▸ **What this task involves**
How many lines in the records below contain the word "data"? Give only the number.

▸ **Exercise input**

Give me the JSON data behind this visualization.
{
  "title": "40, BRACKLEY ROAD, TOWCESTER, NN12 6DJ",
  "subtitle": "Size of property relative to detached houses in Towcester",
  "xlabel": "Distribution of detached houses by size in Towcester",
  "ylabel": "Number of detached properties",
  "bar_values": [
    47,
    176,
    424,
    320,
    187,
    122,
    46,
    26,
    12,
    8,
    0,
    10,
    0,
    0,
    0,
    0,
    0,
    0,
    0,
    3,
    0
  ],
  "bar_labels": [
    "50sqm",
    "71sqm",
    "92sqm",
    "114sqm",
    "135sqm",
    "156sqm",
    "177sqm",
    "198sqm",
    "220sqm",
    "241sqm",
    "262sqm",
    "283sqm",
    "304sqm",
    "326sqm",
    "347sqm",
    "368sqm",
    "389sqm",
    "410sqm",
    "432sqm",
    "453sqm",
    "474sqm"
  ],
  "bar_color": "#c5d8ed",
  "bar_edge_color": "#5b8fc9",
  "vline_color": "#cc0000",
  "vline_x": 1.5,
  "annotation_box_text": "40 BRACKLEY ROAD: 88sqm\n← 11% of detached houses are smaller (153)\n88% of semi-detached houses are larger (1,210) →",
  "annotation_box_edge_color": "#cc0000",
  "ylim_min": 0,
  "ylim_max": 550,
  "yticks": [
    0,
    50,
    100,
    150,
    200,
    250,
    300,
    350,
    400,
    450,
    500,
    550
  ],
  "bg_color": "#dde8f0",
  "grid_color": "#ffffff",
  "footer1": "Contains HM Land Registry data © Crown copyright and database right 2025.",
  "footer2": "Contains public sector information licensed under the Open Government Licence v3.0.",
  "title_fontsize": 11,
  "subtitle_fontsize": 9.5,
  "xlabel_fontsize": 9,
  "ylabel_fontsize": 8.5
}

▸ **Exercise output**
2